MATERIAL TO PROCESS:
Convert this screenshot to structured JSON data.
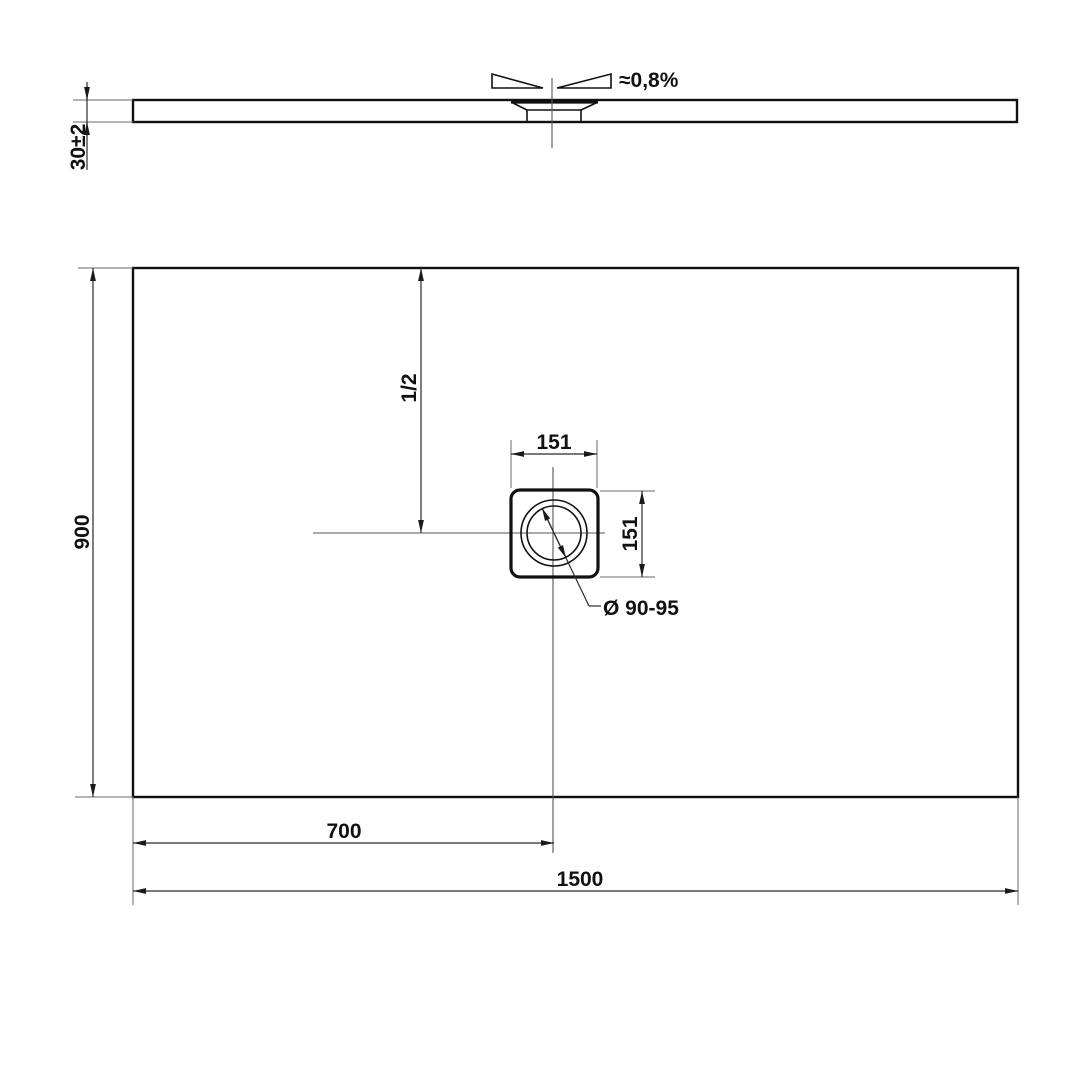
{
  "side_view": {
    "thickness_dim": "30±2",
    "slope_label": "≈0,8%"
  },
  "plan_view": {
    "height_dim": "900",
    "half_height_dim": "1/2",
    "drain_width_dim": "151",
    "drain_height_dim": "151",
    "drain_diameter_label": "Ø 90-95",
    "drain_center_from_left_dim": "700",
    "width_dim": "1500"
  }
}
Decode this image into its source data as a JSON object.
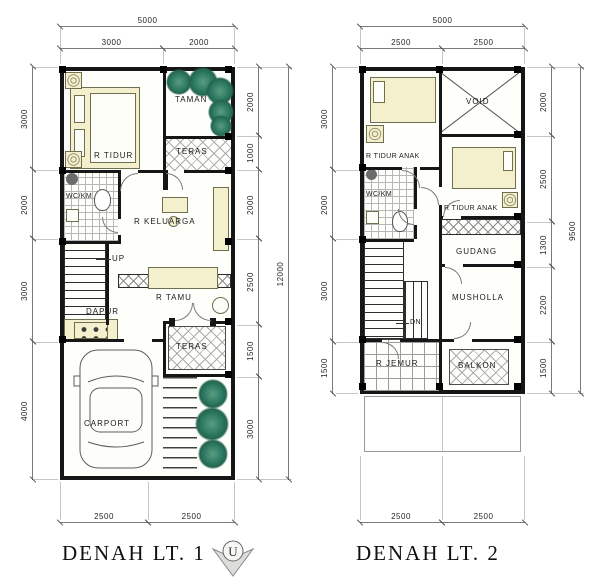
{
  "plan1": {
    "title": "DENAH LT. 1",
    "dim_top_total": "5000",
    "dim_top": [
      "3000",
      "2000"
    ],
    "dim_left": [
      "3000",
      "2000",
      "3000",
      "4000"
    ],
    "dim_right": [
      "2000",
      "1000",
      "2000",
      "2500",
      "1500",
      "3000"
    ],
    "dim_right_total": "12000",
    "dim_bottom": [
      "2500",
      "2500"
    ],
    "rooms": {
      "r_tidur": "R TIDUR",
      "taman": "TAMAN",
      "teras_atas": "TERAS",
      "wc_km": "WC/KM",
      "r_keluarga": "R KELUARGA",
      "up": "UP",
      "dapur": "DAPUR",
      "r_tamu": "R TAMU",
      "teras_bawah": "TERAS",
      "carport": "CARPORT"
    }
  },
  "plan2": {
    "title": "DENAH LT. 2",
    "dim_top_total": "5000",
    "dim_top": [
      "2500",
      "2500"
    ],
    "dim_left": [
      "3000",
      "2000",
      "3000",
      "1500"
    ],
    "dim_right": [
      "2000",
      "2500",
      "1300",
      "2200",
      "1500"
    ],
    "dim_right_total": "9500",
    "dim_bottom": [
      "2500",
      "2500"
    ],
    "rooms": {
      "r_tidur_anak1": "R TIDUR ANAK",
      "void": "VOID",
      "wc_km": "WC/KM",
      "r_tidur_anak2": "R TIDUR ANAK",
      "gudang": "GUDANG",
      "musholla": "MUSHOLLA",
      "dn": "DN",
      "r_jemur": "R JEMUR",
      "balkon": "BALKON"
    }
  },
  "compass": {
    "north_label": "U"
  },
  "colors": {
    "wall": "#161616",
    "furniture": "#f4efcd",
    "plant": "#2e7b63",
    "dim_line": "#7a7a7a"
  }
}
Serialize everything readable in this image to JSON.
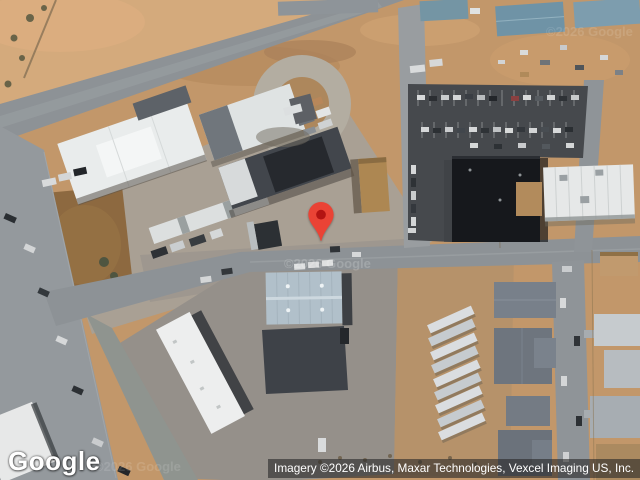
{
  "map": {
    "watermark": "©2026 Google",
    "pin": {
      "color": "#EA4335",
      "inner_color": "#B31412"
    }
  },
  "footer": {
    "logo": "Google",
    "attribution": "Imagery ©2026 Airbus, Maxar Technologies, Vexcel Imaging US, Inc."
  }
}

PROBLEM TO SOLVE:
Copy out each line of the entries that holds "ANAK".

ANSWER:
      "r_tidur_anak1": "R TIDUR ANAK",
      "r_tidur_anak2": "R TIDUR ANAK",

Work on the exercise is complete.